Author Information: Robert D’Amico, University of Florida, email@example.com
D’Amico, Robert. “Reply to Corlett’s ‘Searle on Human Rights.’” Social Epistemology Review and Reply Collective 5, no. 5 (2016): 30-36.
Please refer to:
- Corlett, J. Angelo. “Searle on Human Rights.” Social Epistemology 30, no. 4 (2016): 440-463.
Image credit: fotogake, via flickr
J. Angelo Corlett in “Searle on Human Rights” outlines a summary of Searle’s work on social theory so as to then mount a criticism of Searle’s lecture “Human Rights.” I find Corlett’s criticism of Searle quite perplexing and based on an uncharitable reading of what Searle states as his view. The aims of my reply are as follows. First, I provide a very brief account of what Searle means when he describes his ontology as naturalistic and thus what ethical naturalism must come to for Searle. Second, I explain why Corlett’s criticism is perplexing in view of Corlett’s own discussion of Searle. I suggest how to reformulate Corlett’s point by looking more closely at a passage from Searle’s lecture that does address at least a version of Corlett’s objection. Finally, I conclude that though Searle’s defense of human rights does raise some problems for his sketch of ethical naturalism, that problem has two possible responses. Either the concept of human rights is otiose or ethical naturalism fails. I am not sure that this choice captures Corlett’s intent, but it is the only plausible reading of his criticism in my view.
How Things Hang Together
How is it possible that handing someone pieces of paper can be a case of paying the rent or keeping a promise or exemplifying the virtue of generosity? It is important to stress that Searle intends this question in a very specific way. Metaphysics, as Searle understands it, is not a question (at least it is not first and foremost a question) about whatever causal processes happen to be the case. Rather it is a question about how to understand and conceptualize natural and social phenomena, how they ‘hang together,’ as Searle puts it, as phenomena. Causation is a secondary concern because, for example, philosophical Zombies cannot pay rent or keep promises or be generous no matter what causally nor what is observed. The reason is that philosophical zombies, as so defined, lack the necessary feature (for Searle) of intentional mental states.

DATA SEGMENT:
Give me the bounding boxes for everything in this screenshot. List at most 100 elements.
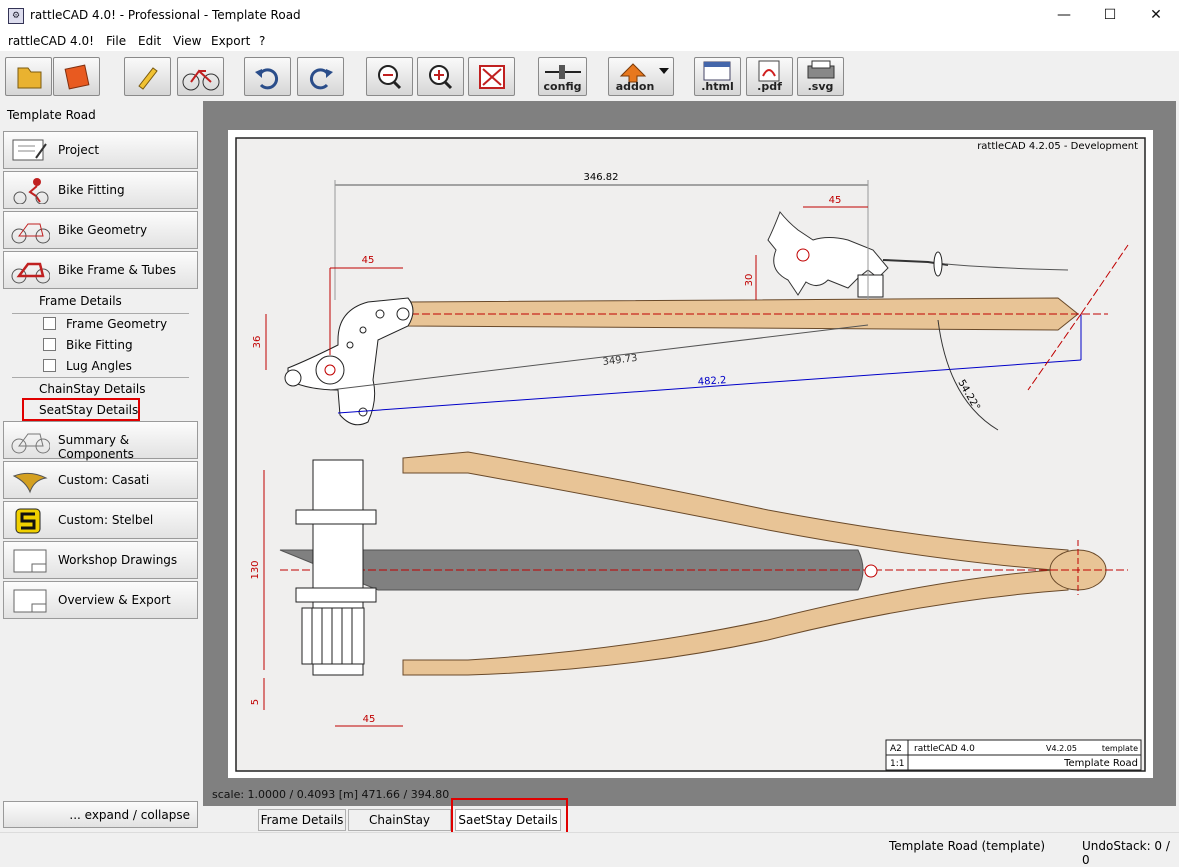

TASK TO CARRY OUT: Copy the reply on Searle and human rights from "How Things Hang" up to and including "intentional mental states.", replacing "pieces of paper" with "banknotes".

ANSWER TO THE EXERCISE:
How Things Hang Together
How is it possible that handing someone banknotes can be a case of paying the rent or keeping a promise or exemplifying the virtue of generosity? It is important to stress that Searle intends this question in a very specific way. Metaphysics, as Searle understands it, is not a question (at least it is not first and foremost a question) about whatever causal processes happen to be the case. Rather it is a question about how to understand and conceptualize natural and social phenomena, how they ‘hang together,’ as Searle puts it, as phenomena. Causation is a secondary concern because, for example, philosophical Zombies cannot pay rent or keep promises or be generous no matter what causally nor what is observed. The reason is that philosophical zombies, as so defined, lack the necessary feature (for Searle) of intentional mental states.